__TEXTO APRESENTADO__.
****************************************
Um dos episódios mais comovente, descrito no canto V do Inferno, é a narração do amor, da morte e do castigo de dois jovens, Paula e o cunhado Francisco. Percebe-se, no espírito do poeta, a coexistência de dois sentimentos conflitantes: a ética cristã que condena o adultério e o impulso irresistível da atração sexual que, por ser natural, não deixa de ser divino também, posto que Deus é o autor da natureza. Sua consciência de cristão reprova especialmente o “modo” como a vingança foi feita: colhidos no ato do adultério, os amantes foram assassinados sem chance de arrepender-se do seu pecado. Uns dois séculos mais tarde, o imortal dramaturgo Shakespeare vai descrever algo semelhante: Hamlet, o príncipe da Dinamarca, tendo a missão de vingar a morte do pai, ao perceber que o assassino estava sozinho na capela, rezando, reflete: se o matar agora, estando ele em estado de graça por ter pedido perdão de seus pecados, ele irá para o céu. Vou aguardar, então, outra oportunidade para causar sua morte, quando ele estiver numa orgia. É o requinte da vingança: matar o corpo e mandar a alma para o inferno!

O segundo cântico fala do Purgatório, uma montanha que se formou pelo deslocamento da terra para o lado oposto de Jerusalém, no hemisfério austral, depois da queda de Lúcifer. O sentido do movimento é o inverso: enquanto se desce para o Inferno (em forma de funil), sobe-se para o Purgatório (em forma de cone), até chegar à parte mais alta, próxima do céu. Dante e Virgílio visitam as almas que vão subindo, carregando os sete P (os pecados capitais): na medida em que alcançam um terraço vão se purificando e um P cai de suas costas. Os orgulhosos carregam recifes; os invejosos andam com as pálpebras costuradas; os raivosos são envolvidos por uma nuvem de fumaça; os preguiçosos têm que correr; os avarentos estão com pés e mãos atados; os gulosos sofrem do suplício de Tântalo: não conseguem alcançar as frutas na sua frente; os luxuriosos ardem em chamas.
****************************************
__MATERIAL REUNIDO__.
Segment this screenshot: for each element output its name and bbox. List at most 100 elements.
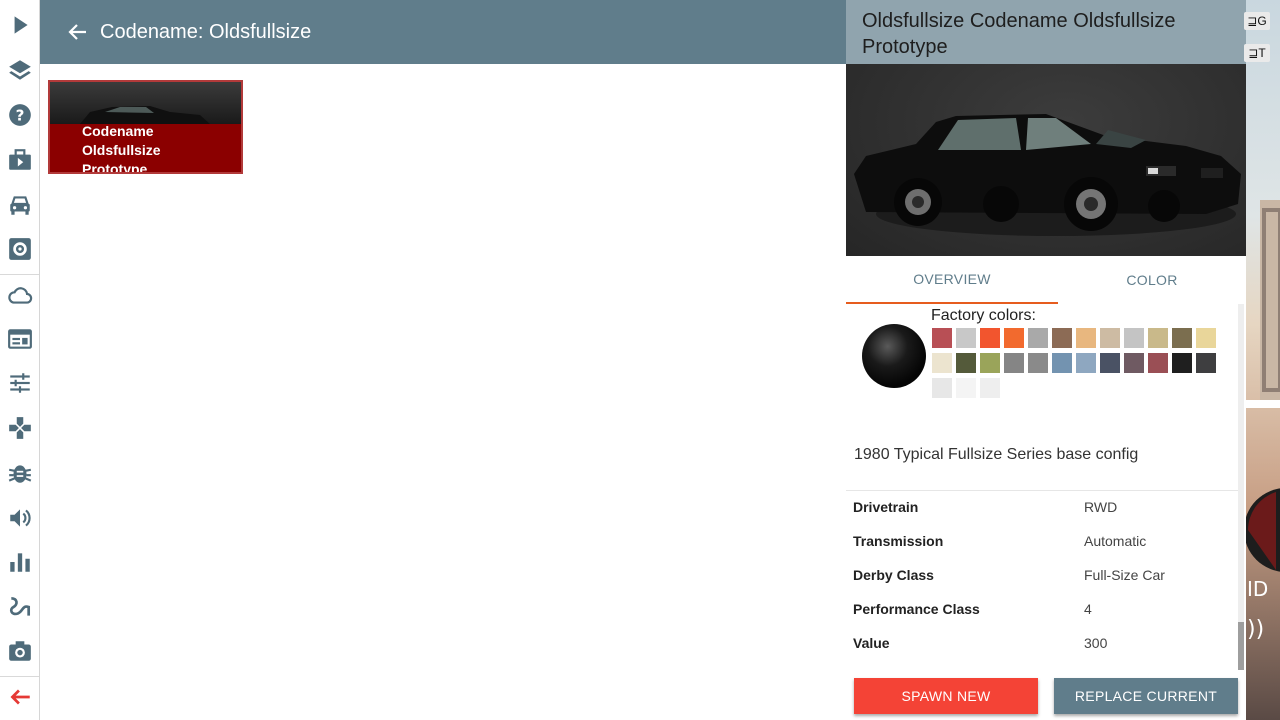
****************************************
__PROBLEMA CURTO__.
Você pode reproduzir, sem nenhuma alteração, o trecho do texto sobre Dante que começa nas palavras "O segundo cântico" e para logo depois de "ardem em chamas."?

__RESPOSTA COMPLETA__.
O segundo cântico fala do Purgatório, uma montanha que se formou pelo deslocamento da terra para o lado oposto de Jerusalém, no hemisfério austral, depois da queda de Lúcifer. O sentido do movimento é o inverso: enquanto se desce para o Inferno (em forma de funil), sobe-se para o Purgatório (em forma de cone), até chegar à parte mais alta, próxima do céu. Dante e Virgílio visitam as almas que vão subindo, carregando os sete P (os pecados capitais): na medida em que alcançam um terraço vão se purificando e um P cai de suas costas. Os orgulhosos carregam recifes; os invejosos andam com as pálpebras costuradas; os raivosos são envolvidos por uma nuvem de fumaça; os preguiçosos têm que correr; os avarentos estão com pés e mãos atados; os gulosos sofrem do suplício de Tântalo: não conseguem alcançar as frutas na sua frente; os luxuriosos ardem em chamas.